PROVIDED RECORDS>
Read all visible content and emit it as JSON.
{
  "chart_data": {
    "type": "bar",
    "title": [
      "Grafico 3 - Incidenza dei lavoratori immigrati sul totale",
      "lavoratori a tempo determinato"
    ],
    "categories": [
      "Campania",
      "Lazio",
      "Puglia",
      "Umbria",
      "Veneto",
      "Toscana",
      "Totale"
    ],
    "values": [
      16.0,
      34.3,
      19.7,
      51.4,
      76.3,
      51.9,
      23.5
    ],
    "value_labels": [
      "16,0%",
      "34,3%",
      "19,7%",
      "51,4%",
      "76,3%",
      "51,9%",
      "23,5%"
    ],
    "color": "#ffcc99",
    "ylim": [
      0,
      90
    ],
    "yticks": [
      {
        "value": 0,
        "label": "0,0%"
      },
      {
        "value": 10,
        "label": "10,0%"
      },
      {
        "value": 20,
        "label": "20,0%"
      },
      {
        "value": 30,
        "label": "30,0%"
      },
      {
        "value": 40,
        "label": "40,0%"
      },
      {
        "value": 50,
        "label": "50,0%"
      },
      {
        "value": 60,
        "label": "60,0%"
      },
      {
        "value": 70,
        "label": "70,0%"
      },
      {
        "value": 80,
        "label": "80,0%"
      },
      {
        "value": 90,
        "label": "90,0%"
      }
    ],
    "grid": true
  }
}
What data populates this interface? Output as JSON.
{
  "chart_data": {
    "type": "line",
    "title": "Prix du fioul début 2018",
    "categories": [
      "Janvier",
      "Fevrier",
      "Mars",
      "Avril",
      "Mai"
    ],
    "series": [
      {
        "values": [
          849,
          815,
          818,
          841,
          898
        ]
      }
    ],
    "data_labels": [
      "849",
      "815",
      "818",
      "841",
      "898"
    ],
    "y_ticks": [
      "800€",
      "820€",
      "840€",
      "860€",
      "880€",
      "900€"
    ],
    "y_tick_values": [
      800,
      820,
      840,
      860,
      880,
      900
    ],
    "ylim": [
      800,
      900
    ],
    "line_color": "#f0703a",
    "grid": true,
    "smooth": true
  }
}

DIRECTIONS FOR THIS TASK>
Quote the lines of the listing above that run from the line with "What data populates" through its last line, both included, and nothing else.

SOLUTION FOR THIS TASK>
What data populates this interface? Output as JSON.
{
  "chart_data": {
    "type": "line",
    "title": "Prix du fioul début 2018",
    "categories": [
      "Janvier",
      "Fevrier",
      "Mars",
      "Avril",
      "Mai"
    ],
    "series": [
      {
        "values": [
          849,
          815,
          818,
          841,
          898
        ]
      }
    ],
    "data_labels": [
      "849",
      "815",
      "818",
      "841",
      "898"
    ],
    "y_ticks": [
      "800€",
      "820€",
      "840€",
      "860€",
      "880€",
      "900€"
    ],
    "y_tick_values": [
      800,
      820,
      840,
      860,
      880,
      900
    ],
    "ylim": [
      800,
      900
    ],
    "line_color": "#f0703a",
    "grid": true,
    "smooth": true
  }
}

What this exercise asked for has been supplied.